*Requirements*:
1. Reproduce the stretch of the reading page from "Mostly I read" through "collected in Axiomatic." word for word.
2. Answer from the reading page:
(a) Which collection of Greg Egan's short stories is named?
(b) What book is listed as currently being read, and who wrote it?
(c) Which publisher is given for that book?

*Text block*:
↓↓↓

Associated with Apart from those hobbies which made it to a separate page - Programming and Spaceflight - I'm a reading quite a lot. All of the books listed here (and some on the other pages, too) are linked directly to the order section of and will give me a little extra money if you order them via these links.

Mostly I read book form of the hard Science Fiction genre, that means SF which has a big scientific basis. The most prominent authors of the genre are the late Isaac Asimov, Arthur C. Clarke and, to name a younger one, Greg Egan. I like especially Egan's short stories like those collected in Axiomatic.
Currently reading:
Refactoring by Martin Fowler
1 edition (August 1999), Addison Wesley, ISBN 0201485672
A very helpful description of strategies how to clean up existing code and make it possible to add more functionality. It thus gives lots of examples on how to make use of the design patterns, but while that book is very theoretical this one is much more useful for the daily programming chores.

↑↑↑

*Data records*:
↓↓↓

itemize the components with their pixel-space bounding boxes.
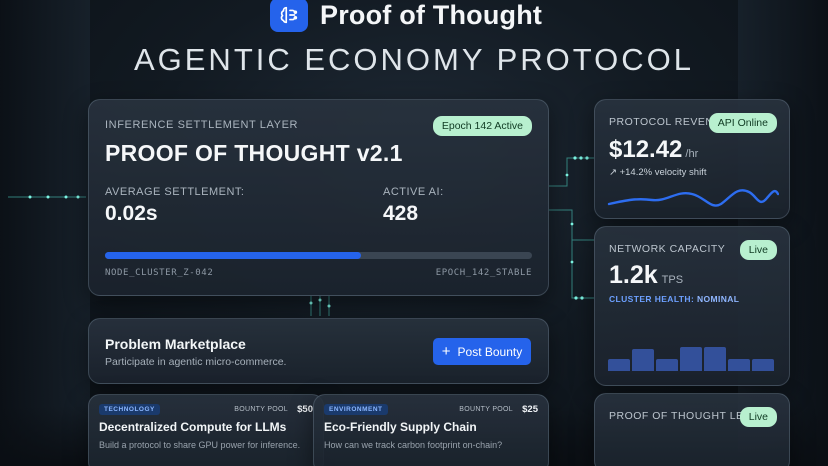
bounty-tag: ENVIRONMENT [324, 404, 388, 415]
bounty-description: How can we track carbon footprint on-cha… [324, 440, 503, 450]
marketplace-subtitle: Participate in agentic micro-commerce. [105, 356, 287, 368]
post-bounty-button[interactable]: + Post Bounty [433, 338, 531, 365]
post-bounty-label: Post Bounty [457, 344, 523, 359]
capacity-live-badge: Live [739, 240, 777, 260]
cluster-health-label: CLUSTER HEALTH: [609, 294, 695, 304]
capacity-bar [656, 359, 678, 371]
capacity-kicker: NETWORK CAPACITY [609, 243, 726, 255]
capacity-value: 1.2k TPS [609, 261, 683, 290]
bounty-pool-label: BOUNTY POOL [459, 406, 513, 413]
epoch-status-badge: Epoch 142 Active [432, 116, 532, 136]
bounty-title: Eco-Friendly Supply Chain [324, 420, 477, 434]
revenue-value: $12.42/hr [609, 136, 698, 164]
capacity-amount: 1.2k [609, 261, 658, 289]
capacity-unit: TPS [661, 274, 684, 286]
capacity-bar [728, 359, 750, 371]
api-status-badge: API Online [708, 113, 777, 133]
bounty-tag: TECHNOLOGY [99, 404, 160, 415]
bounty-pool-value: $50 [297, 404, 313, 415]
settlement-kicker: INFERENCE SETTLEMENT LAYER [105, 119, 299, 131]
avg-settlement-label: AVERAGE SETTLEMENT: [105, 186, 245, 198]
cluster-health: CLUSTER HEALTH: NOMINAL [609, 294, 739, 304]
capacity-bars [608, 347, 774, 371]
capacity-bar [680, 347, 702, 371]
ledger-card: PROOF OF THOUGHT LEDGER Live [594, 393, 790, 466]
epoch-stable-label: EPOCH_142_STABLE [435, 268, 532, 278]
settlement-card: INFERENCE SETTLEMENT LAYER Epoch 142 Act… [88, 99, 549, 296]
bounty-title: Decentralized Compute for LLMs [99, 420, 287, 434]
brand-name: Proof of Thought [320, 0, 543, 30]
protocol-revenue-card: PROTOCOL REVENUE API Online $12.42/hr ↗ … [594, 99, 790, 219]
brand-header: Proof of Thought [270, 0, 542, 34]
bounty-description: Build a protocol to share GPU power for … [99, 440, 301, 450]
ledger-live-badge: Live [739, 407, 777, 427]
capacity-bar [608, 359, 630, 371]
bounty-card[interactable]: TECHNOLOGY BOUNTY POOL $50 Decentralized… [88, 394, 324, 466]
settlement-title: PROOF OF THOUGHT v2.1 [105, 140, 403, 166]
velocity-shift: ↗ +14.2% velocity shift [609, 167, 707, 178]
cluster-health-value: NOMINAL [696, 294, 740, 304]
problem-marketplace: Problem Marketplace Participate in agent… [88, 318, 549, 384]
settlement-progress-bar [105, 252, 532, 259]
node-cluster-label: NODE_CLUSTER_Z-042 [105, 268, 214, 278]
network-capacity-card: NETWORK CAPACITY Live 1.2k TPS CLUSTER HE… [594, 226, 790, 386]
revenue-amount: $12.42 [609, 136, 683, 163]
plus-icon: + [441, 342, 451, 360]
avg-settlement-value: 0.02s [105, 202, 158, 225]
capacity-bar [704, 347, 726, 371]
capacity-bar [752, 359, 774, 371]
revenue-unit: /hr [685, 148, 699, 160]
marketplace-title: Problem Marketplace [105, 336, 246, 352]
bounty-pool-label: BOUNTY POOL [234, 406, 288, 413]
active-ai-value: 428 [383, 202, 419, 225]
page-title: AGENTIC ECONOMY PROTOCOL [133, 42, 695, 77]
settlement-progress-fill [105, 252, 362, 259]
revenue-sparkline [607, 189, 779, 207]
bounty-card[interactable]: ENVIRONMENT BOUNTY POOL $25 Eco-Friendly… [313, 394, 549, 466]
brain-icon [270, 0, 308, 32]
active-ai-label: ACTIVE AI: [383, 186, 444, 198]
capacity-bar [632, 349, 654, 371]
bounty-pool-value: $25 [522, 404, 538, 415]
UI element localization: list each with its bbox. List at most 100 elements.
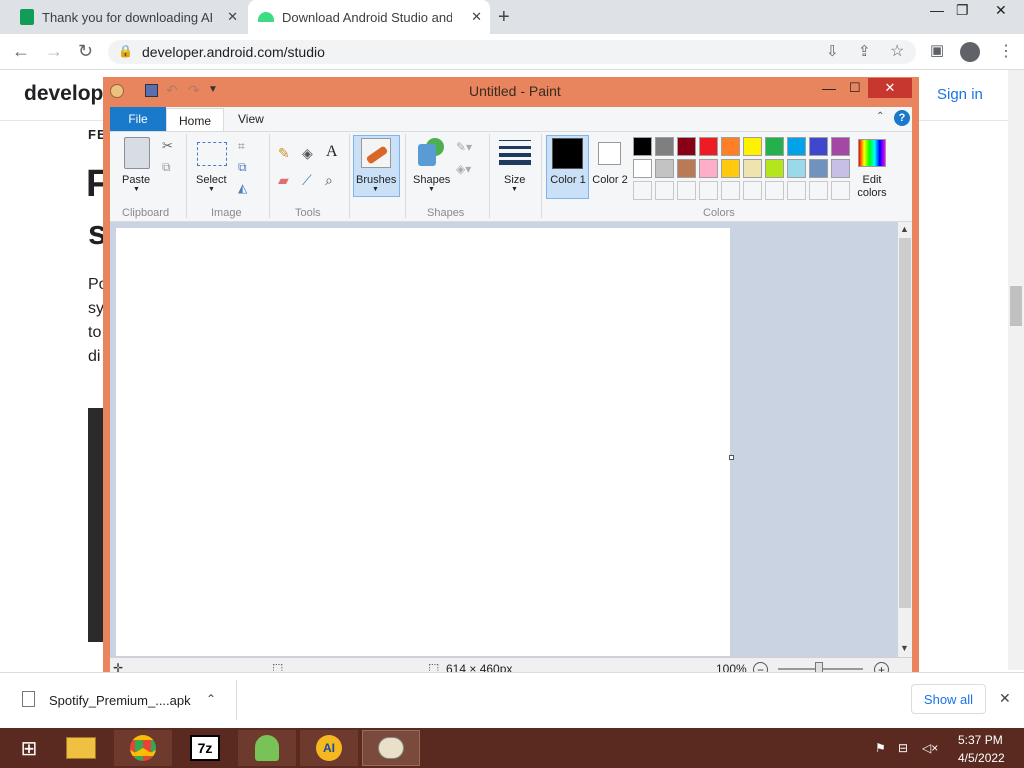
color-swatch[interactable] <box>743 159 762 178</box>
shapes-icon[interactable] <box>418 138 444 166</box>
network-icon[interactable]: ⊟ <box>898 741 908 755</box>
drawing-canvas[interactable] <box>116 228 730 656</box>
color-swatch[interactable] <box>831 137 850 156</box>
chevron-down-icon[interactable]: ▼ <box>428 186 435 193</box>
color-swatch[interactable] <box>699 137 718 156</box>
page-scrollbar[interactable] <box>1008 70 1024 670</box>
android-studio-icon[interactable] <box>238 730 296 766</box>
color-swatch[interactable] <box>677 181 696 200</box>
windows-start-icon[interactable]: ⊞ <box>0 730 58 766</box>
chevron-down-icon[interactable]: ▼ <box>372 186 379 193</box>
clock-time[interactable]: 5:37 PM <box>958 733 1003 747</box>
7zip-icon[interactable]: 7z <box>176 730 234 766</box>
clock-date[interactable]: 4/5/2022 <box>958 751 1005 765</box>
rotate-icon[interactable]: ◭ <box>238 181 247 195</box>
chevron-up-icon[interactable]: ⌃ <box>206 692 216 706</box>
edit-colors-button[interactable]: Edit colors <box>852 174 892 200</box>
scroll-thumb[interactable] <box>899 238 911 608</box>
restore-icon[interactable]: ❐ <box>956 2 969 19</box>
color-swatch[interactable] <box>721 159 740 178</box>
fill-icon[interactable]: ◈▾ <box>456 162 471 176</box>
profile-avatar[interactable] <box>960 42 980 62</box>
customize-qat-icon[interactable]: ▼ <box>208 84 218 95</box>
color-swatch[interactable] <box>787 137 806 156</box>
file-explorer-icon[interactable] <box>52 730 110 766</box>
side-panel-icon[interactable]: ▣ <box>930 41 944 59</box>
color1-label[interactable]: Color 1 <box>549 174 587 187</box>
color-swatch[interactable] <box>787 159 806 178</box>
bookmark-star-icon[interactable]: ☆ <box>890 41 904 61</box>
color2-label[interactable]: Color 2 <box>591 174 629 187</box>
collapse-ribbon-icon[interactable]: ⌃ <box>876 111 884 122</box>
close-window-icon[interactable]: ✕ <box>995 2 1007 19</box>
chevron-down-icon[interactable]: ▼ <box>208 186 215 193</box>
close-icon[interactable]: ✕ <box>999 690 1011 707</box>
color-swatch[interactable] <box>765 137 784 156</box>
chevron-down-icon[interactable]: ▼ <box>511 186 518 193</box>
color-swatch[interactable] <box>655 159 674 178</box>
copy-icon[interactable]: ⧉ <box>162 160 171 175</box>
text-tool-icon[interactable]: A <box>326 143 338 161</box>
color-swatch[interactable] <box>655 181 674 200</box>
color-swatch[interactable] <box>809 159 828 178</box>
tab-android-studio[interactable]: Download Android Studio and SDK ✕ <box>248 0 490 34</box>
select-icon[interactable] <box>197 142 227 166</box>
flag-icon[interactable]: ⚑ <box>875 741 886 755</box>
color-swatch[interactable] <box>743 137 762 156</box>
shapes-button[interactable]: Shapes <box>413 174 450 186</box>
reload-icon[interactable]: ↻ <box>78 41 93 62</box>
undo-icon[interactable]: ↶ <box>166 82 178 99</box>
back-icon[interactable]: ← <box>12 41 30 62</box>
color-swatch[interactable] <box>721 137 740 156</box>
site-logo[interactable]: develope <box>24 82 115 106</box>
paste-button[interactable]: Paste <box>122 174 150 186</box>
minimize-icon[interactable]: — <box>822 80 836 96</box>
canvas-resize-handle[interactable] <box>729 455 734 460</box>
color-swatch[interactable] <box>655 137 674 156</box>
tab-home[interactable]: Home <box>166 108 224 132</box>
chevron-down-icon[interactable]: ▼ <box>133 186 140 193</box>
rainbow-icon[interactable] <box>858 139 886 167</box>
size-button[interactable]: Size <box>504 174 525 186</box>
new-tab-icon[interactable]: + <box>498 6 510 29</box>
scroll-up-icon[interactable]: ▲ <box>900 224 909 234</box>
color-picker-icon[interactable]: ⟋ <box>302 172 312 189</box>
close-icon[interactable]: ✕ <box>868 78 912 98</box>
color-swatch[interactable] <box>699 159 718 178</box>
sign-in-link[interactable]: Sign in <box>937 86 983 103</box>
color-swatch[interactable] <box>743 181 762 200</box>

↑↑↑

*Full answers*:
1.
Mostly I read book form of the hard Science Fiction genre, that means SF which has a big scientific basis. The most prominent authors of the genre are the late Isaac Asimov, Arthur C. Clarke and, to name a younger one, Greg Egan. I like especially Egan's short stories like those collected in Axiomatic.

2.
(a) Axiomatic
(b) Refactoring, by Martin Fowler
(c) Addison Wesley